-- start Stored records --

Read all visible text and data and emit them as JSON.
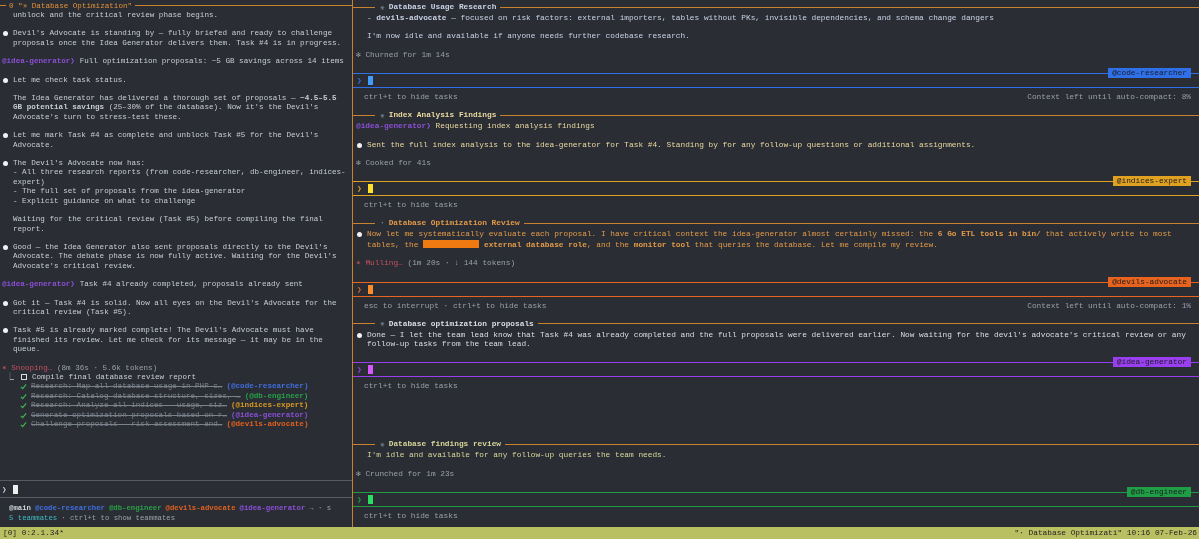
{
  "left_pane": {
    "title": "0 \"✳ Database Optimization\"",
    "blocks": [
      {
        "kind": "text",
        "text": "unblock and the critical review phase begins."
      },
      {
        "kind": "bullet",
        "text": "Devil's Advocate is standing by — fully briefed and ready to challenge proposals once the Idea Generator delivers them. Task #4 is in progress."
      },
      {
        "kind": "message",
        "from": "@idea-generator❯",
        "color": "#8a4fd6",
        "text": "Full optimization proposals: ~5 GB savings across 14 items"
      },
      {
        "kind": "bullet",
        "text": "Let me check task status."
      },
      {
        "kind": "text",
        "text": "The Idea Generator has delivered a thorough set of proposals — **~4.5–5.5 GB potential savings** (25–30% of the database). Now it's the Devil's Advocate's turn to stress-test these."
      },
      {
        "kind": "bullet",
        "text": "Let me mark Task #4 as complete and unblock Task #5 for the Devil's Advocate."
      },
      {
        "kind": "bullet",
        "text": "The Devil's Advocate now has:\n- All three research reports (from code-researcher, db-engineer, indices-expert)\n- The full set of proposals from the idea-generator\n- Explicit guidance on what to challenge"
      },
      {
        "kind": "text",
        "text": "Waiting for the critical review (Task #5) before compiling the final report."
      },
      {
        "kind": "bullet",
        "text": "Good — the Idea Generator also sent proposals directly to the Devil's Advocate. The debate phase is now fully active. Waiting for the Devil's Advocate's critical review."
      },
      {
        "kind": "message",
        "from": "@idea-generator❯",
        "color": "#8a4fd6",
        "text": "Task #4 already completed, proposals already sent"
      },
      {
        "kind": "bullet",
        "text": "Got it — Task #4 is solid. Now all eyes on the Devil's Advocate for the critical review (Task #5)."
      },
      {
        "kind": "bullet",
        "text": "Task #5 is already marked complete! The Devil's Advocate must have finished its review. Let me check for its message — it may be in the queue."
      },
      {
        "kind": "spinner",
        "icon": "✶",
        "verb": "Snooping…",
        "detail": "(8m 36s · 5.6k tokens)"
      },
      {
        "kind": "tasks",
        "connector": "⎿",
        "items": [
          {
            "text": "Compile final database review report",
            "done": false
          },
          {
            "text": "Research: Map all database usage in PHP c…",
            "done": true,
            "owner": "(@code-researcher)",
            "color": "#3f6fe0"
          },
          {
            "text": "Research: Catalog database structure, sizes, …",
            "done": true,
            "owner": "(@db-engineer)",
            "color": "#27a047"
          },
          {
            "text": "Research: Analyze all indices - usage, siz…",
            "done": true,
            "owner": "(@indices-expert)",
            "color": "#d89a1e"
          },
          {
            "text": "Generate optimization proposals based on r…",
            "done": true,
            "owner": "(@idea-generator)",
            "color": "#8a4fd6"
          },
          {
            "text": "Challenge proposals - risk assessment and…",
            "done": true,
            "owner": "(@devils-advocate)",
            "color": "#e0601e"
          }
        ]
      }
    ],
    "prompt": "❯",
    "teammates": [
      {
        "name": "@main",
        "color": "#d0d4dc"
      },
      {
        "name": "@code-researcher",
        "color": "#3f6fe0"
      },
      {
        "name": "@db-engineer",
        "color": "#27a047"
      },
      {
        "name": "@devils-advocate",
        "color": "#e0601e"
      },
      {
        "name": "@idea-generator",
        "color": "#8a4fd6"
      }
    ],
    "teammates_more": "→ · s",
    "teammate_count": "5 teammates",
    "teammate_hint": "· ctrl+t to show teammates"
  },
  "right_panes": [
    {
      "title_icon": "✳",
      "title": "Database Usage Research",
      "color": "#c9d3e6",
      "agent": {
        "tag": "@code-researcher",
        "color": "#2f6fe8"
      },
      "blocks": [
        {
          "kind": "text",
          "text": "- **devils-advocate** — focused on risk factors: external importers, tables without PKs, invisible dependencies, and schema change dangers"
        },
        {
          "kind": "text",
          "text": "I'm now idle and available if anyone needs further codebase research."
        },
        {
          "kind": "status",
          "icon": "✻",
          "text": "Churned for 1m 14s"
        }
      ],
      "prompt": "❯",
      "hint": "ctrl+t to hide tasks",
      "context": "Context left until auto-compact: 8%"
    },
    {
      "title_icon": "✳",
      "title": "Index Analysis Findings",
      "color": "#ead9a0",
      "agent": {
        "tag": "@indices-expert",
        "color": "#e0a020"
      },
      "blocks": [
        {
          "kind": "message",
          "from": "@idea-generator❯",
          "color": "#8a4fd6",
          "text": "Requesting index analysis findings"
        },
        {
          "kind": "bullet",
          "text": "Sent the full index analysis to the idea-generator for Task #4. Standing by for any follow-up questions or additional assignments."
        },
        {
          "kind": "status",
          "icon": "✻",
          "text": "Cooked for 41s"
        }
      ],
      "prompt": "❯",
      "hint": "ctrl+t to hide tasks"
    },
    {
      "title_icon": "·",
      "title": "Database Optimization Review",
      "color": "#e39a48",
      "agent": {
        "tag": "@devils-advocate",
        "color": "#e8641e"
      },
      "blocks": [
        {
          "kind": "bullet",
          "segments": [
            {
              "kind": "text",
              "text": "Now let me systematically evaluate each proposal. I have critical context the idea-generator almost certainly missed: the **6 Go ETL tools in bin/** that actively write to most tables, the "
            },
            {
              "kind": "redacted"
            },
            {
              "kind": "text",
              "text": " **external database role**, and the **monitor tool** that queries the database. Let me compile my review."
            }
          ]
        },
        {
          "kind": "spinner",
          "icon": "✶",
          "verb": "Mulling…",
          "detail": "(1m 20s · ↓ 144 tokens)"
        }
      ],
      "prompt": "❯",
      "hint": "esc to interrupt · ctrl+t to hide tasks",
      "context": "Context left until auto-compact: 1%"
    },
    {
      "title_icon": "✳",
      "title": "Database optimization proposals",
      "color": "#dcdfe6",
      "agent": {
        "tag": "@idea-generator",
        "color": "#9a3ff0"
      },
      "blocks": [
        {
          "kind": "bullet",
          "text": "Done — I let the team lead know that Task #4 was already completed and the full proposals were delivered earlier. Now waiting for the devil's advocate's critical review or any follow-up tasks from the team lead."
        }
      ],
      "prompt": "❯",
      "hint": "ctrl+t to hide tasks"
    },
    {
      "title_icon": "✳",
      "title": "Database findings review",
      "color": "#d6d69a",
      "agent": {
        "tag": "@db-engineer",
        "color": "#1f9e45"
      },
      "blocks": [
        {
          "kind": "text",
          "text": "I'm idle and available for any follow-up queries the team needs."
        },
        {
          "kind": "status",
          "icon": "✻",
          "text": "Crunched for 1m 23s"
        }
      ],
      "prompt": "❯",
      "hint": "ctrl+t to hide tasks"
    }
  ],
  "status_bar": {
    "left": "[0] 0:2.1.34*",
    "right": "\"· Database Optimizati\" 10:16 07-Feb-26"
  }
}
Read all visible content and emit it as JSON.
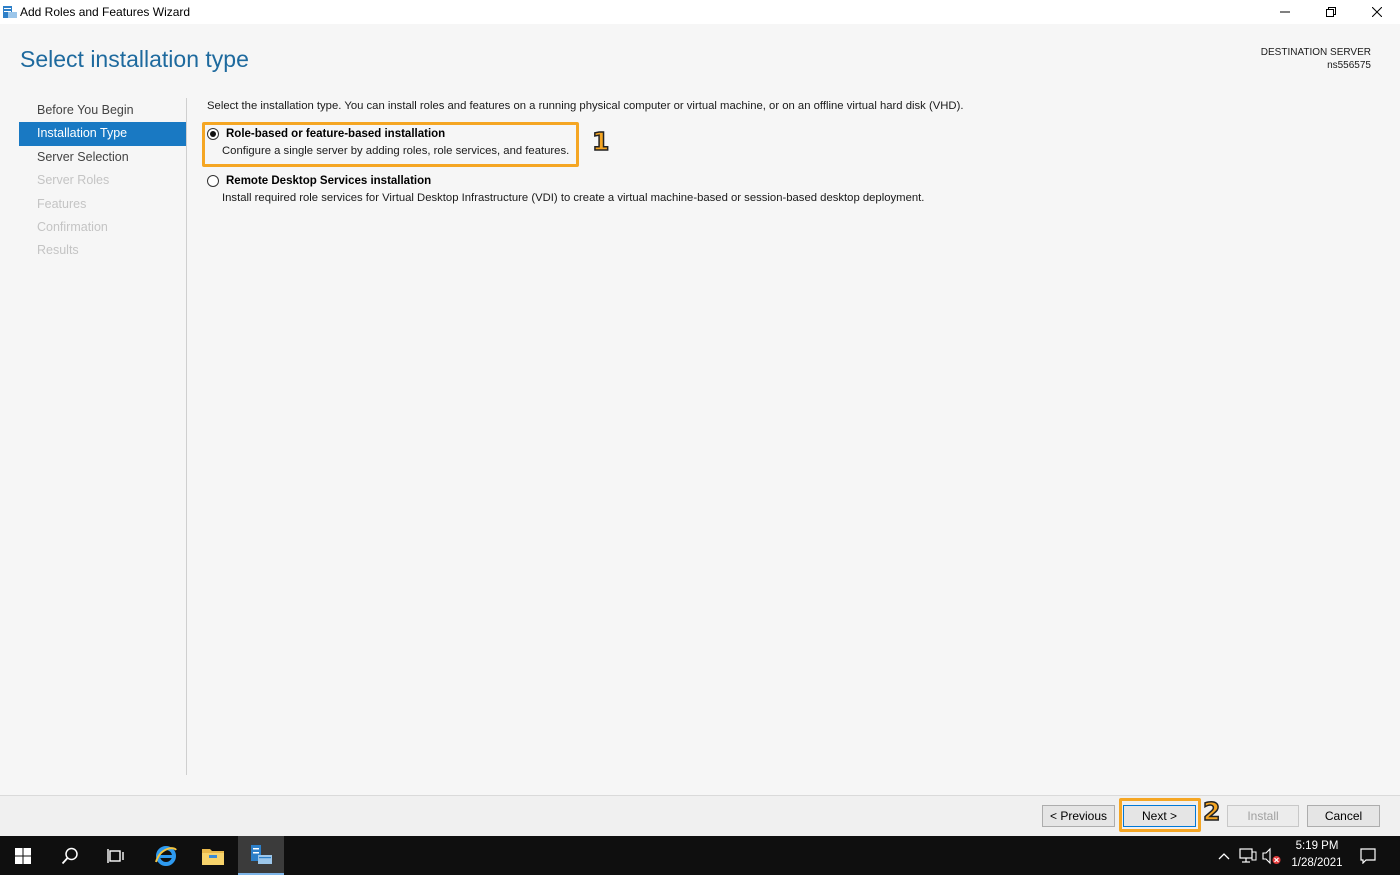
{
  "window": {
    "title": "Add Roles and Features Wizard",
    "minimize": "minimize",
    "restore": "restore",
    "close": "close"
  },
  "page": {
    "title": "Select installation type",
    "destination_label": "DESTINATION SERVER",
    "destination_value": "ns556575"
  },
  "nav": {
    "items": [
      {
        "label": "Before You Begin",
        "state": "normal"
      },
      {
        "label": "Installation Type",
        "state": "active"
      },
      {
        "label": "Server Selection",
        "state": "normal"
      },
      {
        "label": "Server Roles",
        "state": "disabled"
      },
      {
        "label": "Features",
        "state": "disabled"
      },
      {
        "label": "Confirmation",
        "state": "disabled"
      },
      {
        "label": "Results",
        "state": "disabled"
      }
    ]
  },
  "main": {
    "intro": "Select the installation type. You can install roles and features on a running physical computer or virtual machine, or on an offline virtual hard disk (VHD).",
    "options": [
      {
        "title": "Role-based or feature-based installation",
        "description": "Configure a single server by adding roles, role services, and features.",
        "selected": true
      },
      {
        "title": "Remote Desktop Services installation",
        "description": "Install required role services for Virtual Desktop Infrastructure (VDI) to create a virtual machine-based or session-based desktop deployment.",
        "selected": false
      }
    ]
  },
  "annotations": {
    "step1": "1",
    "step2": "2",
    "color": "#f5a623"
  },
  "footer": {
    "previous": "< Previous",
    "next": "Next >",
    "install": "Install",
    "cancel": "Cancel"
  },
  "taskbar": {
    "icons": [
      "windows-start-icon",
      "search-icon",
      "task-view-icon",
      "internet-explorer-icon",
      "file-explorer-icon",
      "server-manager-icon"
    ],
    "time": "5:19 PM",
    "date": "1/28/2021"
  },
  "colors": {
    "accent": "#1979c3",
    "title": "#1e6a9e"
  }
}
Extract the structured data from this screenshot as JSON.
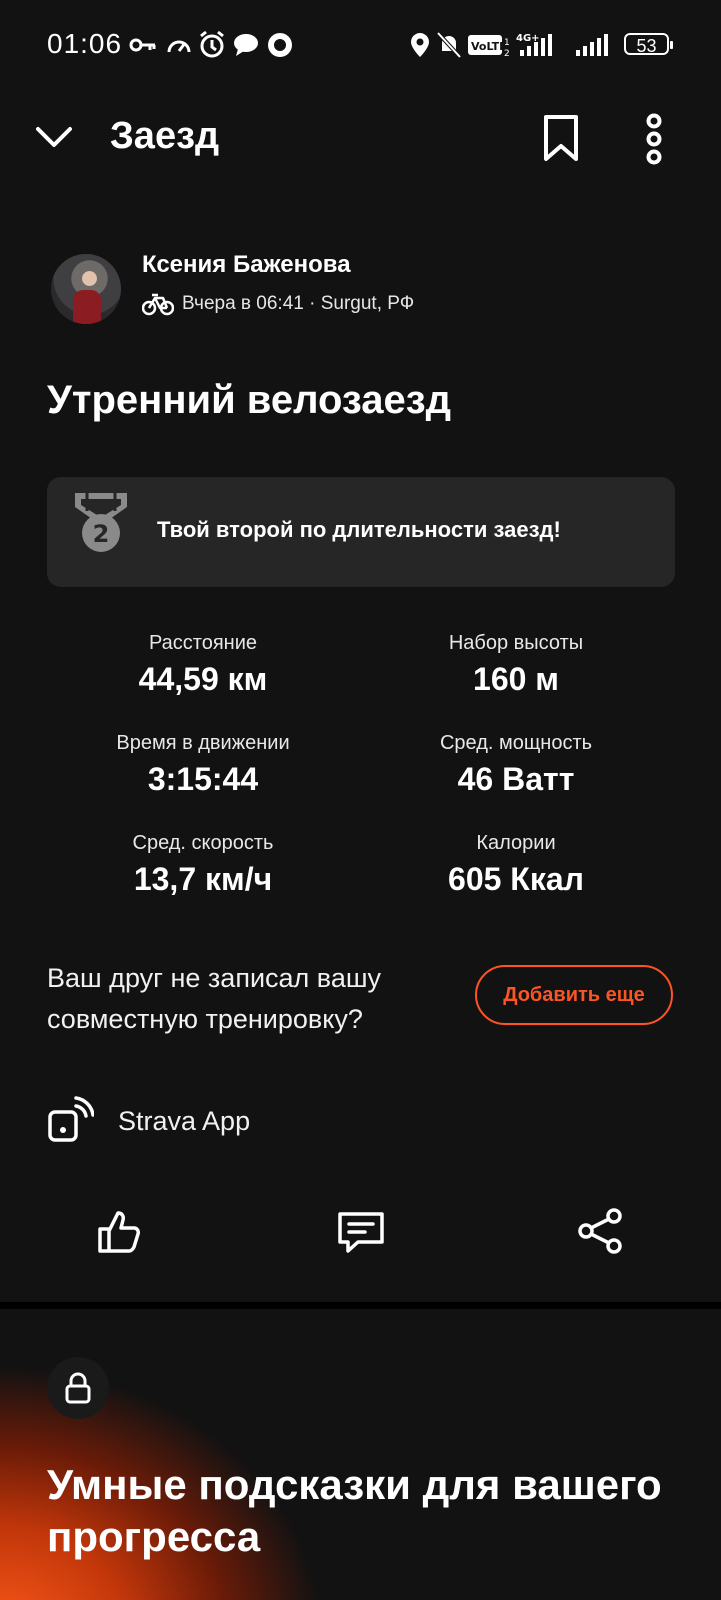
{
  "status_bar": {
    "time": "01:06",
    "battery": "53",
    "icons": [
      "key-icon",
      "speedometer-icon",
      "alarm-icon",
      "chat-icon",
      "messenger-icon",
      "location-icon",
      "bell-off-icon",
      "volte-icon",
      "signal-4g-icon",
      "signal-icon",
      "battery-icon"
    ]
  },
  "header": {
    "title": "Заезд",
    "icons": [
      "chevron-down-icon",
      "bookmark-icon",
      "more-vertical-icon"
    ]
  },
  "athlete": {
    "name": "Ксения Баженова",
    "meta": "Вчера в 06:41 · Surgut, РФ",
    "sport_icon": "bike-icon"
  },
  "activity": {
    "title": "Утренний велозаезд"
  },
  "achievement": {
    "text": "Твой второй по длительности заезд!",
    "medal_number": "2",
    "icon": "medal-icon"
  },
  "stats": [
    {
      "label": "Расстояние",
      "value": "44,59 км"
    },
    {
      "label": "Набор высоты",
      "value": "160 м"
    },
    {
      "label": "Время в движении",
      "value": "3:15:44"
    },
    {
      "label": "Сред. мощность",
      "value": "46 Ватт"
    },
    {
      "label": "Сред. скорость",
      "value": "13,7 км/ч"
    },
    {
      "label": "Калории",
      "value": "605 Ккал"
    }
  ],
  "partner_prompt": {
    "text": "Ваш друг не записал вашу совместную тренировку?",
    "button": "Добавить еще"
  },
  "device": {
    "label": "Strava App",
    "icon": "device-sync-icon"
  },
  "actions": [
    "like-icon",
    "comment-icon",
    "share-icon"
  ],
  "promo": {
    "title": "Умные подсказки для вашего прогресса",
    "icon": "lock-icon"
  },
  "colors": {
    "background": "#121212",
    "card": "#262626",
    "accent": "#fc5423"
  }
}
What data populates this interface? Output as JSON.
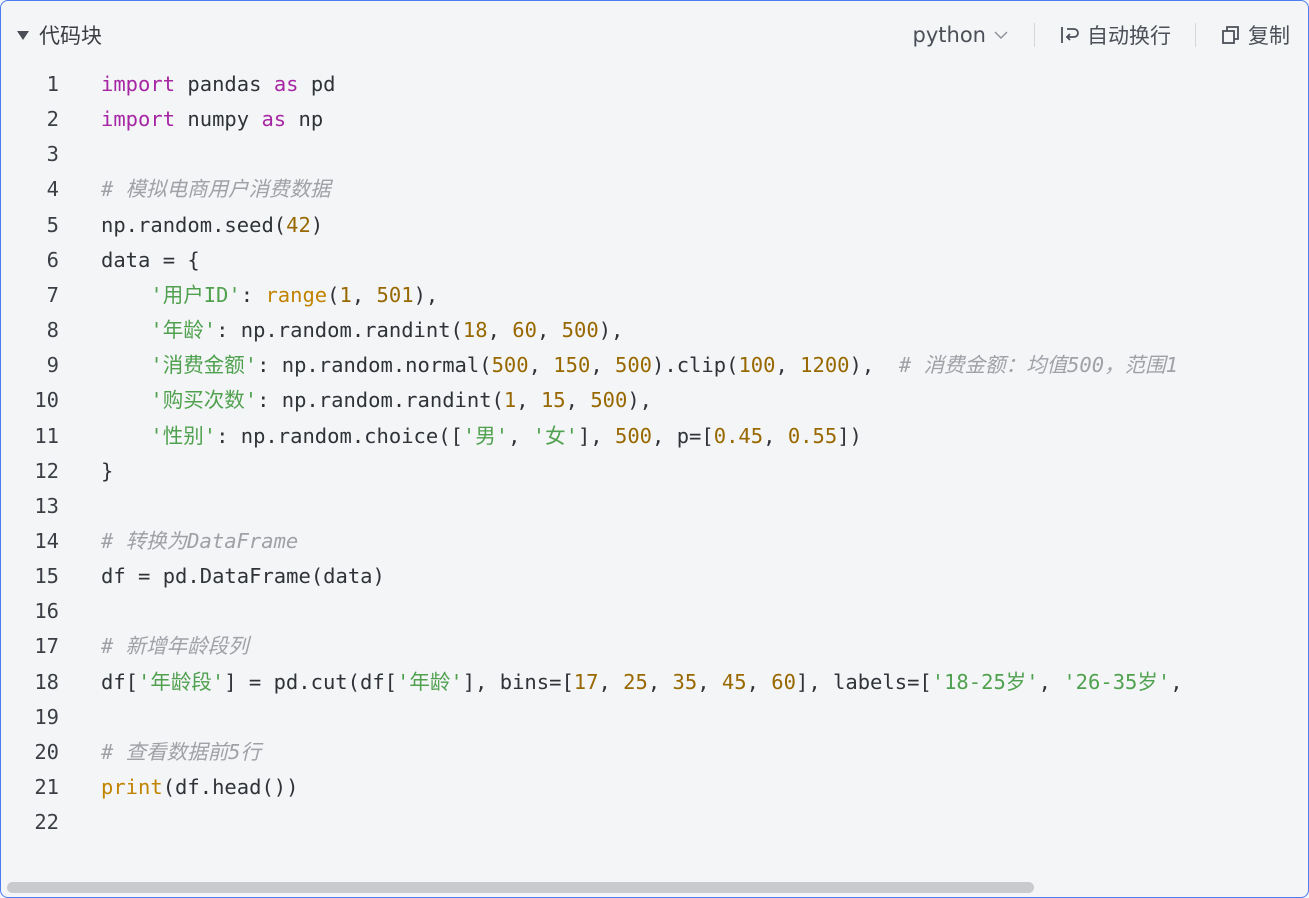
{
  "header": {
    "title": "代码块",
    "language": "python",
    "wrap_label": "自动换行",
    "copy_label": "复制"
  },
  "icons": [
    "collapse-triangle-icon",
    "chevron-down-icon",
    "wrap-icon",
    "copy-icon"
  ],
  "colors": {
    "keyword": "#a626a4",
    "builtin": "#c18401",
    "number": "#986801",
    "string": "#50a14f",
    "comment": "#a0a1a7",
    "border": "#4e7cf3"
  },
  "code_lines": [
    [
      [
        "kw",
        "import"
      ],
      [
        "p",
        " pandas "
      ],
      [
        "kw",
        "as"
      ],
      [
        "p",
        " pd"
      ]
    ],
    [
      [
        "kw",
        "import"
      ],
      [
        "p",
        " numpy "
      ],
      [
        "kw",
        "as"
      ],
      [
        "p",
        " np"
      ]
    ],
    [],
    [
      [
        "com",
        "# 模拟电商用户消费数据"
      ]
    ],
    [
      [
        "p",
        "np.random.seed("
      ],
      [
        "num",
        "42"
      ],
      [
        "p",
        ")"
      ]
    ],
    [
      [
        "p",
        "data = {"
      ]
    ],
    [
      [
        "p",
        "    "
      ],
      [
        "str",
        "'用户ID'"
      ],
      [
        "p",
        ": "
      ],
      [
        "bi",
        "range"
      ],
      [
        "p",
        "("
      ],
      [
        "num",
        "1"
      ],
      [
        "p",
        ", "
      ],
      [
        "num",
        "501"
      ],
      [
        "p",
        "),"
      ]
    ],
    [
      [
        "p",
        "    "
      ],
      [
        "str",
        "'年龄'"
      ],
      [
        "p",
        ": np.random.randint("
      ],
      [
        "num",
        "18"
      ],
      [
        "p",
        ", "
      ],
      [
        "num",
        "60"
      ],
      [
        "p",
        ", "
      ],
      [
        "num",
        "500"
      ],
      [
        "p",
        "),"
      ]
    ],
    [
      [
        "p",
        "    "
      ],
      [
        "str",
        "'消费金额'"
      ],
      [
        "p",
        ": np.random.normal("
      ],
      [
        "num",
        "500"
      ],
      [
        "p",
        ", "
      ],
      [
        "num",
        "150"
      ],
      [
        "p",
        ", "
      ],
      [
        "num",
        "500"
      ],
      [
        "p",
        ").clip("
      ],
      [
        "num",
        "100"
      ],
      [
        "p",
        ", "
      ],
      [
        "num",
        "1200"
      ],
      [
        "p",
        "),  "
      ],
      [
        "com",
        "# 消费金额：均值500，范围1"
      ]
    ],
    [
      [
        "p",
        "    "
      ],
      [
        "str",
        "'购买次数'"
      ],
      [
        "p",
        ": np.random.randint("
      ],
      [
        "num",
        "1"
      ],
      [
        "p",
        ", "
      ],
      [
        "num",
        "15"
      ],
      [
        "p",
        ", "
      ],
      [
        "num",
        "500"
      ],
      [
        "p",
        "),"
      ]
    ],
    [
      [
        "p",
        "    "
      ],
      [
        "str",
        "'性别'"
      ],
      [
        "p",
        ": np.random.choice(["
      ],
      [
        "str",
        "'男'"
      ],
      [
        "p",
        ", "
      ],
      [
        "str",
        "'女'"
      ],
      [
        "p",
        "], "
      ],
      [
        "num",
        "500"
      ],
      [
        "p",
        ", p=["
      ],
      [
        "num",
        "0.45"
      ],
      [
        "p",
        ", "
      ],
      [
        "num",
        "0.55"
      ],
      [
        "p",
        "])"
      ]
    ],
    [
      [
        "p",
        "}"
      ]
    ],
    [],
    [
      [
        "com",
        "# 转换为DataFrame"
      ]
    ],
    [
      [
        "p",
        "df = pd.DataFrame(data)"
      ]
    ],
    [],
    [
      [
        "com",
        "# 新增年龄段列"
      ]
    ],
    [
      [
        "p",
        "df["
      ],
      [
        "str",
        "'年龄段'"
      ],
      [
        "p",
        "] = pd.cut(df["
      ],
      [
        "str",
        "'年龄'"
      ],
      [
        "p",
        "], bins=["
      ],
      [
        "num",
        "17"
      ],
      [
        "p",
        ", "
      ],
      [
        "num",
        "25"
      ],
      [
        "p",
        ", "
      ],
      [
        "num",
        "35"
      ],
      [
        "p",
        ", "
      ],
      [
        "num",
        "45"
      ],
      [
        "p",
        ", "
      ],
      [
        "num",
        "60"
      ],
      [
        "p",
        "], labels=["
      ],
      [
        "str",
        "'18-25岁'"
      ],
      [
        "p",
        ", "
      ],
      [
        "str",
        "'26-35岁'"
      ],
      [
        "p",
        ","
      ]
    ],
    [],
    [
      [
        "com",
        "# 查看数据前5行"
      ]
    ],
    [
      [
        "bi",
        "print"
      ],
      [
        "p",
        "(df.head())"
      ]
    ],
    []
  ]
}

-- end Stored records --

Problem statement:
Go through the preceding material and copy each line that has the word "queries".

Correct response:
              "text": " **external database role**, and the **monitor tool** that queries the database. Let me compile my review."
          "text": "I'm idle and available for any follow-up queries the team needs."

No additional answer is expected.